Set exercise -
Print the entries word for word, from the first line through the line that contains "column-header-source: Source —", including that line.

Input rows -
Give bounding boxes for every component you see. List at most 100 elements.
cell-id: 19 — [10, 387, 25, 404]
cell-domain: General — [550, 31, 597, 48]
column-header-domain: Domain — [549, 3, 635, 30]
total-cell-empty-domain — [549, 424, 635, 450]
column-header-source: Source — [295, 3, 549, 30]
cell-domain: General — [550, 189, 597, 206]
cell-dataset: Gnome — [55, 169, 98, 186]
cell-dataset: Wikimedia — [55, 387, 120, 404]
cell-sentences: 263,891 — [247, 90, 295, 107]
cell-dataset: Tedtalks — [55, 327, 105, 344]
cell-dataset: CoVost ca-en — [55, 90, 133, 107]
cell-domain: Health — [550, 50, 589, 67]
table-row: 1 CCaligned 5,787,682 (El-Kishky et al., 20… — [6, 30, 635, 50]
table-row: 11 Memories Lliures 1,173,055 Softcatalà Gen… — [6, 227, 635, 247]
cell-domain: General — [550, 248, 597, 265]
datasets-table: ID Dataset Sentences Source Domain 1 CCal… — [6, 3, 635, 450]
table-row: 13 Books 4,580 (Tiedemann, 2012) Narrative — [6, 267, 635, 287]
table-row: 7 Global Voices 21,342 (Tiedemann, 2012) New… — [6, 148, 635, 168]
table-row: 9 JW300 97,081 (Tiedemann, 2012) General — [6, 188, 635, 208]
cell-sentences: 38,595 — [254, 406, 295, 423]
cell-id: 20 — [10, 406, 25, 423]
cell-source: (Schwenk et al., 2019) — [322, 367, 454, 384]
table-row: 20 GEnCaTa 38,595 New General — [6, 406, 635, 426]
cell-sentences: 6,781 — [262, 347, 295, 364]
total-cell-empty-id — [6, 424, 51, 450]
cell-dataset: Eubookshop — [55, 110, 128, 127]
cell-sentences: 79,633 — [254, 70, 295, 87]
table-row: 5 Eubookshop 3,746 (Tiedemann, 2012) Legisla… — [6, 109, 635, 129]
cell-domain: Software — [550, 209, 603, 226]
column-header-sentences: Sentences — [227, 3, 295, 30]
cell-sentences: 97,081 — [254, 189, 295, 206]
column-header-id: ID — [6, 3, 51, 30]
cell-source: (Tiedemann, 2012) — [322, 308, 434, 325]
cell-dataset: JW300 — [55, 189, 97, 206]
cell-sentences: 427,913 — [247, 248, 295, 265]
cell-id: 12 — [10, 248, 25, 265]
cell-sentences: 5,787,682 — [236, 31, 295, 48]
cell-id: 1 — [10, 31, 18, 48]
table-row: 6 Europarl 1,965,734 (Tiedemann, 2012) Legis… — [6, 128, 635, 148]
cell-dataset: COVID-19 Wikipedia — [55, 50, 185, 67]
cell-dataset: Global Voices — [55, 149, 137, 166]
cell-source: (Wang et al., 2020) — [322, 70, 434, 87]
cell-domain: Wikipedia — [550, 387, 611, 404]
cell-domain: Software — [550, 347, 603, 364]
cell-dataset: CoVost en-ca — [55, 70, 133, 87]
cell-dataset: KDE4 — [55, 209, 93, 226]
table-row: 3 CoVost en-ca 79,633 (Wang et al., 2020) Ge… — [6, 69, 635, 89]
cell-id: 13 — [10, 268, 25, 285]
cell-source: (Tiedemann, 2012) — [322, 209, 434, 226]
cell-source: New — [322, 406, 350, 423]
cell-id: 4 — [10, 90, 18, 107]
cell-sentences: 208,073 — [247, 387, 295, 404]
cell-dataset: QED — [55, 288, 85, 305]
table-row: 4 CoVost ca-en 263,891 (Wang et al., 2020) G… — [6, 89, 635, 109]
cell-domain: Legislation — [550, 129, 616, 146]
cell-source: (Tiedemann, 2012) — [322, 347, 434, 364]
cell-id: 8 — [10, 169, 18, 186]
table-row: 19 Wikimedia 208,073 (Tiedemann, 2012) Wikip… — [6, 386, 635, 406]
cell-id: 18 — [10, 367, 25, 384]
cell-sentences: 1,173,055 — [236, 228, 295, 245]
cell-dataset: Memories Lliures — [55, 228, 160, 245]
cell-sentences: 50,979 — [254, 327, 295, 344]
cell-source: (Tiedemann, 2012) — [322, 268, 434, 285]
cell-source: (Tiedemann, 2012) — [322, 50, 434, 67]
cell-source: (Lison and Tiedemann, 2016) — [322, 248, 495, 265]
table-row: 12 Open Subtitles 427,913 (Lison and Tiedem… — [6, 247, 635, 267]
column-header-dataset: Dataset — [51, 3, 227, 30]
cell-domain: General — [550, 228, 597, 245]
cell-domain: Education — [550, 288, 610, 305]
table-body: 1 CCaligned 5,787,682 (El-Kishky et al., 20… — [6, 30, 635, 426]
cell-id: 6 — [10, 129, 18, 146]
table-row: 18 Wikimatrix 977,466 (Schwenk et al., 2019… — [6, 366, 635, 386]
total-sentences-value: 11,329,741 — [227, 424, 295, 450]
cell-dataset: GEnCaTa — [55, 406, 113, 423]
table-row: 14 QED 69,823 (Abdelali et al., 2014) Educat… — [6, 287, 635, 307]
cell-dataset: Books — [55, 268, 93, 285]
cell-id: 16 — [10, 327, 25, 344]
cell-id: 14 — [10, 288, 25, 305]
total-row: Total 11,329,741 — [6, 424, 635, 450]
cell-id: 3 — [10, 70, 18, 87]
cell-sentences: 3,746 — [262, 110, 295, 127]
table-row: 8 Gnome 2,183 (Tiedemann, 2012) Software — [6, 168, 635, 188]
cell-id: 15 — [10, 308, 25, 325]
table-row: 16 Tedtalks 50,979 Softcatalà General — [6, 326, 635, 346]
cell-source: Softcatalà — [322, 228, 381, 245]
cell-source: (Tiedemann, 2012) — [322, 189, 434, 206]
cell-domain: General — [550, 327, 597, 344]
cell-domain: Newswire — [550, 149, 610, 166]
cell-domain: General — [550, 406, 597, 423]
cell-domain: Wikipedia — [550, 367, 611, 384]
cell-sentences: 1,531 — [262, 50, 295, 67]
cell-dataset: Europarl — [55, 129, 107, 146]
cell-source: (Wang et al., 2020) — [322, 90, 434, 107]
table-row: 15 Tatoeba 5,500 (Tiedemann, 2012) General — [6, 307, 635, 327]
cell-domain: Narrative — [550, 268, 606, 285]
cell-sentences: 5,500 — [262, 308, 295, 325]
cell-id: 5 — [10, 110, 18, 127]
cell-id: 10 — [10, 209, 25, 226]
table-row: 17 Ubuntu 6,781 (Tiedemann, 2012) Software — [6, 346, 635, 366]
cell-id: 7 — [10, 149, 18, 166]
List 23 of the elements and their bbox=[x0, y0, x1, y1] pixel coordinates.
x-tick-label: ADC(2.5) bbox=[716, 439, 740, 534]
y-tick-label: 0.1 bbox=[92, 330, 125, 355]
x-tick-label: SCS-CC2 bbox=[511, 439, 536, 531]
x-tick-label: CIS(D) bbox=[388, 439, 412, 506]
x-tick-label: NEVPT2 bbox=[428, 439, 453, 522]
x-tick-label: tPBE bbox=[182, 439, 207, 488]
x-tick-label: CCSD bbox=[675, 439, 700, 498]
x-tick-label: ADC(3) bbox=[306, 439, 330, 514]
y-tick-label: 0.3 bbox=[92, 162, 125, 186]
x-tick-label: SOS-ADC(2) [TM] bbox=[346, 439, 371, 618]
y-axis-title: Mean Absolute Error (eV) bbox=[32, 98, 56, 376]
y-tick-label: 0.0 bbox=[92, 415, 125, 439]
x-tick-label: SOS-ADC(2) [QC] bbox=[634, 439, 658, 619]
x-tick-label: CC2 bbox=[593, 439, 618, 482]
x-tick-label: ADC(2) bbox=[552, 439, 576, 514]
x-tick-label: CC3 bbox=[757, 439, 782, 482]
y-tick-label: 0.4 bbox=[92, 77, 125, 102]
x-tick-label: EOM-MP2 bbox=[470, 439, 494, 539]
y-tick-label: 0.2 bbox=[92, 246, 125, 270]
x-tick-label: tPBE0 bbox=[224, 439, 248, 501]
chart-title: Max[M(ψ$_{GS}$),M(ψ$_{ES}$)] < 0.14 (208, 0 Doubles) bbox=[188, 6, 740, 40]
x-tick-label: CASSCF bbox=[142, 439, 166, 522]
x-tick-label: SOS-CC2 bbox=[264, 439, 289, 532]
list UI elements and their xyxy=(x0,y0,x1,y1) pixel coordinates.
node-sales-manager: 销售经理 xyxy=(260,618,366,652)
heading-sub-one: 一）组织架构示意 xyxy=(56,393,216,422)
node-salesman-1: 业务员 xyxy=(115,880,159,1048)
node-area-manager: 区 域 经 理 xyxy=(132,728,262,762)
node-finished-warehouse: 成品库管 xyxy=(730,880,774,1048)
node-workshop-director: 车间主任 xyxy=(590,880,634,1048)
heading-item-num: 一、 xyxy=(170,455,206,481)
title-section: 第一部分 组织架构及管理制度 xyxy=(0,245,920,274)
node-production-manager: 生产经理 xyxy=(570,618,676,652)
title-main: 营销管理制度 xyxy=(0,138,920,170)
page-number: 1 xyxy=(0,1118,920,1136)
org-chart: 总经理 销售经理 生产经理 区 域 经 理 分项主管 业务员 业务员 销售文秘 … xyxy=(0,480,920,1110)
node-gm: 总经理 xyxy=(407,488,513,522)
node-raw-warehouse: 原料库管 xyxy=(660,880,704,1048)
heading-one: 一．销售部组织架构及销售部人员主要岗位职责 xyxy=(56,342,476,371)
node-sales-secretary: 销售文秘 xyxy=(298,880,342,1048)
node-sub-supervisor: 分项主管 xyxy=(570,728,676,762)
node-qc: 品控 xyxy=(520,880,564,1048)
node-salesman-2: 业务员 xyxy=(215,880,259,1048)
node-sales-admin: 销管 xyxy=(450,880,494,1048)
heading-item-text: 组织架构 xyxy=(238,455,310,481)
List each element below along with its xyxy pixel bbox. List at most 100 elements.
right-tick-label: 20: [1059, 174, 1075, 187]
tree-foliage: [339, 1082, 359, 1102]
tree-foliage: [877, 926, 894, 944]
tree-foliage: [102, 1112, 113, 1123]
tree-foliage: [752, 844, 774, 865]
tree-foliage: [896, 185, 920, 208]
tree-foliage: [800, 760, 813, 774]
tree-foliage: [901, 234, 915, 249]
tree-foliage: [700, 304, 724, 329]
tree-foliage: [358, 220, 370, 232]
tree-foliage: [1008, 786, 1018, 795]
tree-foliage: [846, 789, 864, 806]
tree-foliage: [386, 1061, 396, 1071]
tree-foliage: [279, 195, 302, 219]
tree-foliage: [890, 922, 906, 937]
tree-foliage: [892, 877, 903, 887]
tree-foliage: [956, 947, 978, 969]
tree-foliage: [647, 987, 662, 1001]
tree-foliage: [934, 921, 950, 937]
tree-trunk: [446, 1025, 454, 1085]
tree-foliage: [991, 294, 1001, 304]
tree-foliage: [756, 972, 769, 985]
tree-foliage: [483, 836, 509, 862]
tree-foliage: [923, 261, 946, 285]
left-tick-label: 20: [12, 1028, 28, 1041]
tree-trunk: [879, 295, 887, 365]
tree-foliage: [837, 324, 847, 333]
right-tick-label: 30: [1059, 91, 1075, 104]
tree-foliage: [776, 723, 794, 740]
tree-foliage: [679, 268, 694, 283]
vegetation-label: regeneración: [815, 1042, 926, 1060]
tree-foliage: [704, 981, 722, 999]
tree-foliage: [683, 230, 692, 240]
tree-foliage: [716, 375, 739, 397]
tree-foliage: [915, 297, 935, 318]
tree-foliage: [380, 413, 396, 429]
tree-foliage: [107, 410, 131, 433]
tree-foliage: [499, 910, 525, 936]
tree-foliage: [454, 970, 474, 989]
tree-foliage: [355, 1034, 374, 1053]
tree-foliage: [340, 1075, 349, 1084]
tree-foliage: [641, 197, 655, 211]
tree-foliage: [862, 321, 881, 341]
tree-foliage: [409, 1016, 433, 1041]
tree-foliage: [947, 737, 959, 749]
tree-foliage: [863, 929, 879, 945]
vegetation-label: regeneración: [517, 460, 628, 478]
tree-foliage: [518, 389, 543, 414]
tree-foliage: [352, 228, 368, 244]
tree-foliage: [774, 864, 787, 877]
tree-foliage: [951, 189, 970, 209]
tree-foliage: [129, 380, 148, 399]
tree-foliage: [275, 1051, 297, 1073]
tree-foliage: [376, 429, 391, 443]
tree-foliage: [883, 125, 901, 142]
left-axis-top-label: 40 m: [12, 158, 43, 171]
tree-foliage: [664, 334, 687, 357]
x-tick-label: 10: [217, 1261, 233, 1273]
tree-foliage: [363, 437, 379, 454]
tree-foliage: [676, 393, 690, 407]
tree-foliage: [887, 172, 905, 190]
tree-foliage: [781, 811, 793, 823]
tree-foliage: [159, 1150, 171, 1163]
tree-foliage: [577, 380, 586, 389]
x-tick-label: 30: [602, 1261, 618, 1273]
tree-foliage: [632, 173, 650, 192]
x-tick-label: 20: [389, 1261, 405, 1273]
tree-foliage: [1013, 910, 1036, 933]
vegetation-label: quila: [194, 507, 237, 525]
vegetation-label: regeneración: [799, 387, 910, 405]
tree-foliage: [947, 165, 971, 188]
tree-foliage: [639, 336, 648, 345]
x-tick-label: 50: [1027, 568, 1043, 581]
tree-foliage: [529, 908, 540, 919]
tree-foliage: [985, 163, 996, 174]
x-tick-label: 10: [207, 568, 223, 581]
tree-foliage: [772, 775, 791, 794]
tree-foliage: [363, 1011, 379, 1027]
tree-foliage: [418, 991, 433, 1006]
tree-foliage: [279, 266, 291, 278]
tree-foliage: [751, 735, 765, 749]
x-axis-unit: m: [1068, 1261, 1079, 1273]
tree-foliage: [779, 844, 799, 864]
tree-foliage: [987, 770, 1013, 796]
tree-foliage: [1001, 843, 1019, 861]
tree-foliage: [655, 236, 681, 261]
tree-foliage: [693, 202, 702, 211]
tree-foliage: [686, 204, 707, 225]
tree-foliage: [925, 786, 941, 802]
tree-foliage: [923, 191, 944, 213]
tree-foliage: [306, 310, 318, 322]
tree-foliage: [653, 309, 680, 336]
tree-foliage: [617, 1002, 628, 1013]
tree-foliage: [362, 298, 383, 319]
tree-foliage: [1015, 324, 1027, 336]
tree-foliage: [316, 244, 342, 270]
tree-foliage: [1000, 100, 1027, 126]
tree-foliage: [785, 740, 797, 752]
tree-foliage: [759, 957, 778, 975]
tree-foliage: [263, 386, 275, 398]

Full response -
Give bounding boxes for every component you see. List at most 100 elements.
cell-id: 19 — [10, 387, 25, 404]
cell-domain: General — [550, 31, 597, 48]
column-header-domain: Domain — [549, 3, 635, 30]
total-cell-empty-domain — [549, 424, 635, 450]
column-header-source: Source — [295, 3, 549, 30]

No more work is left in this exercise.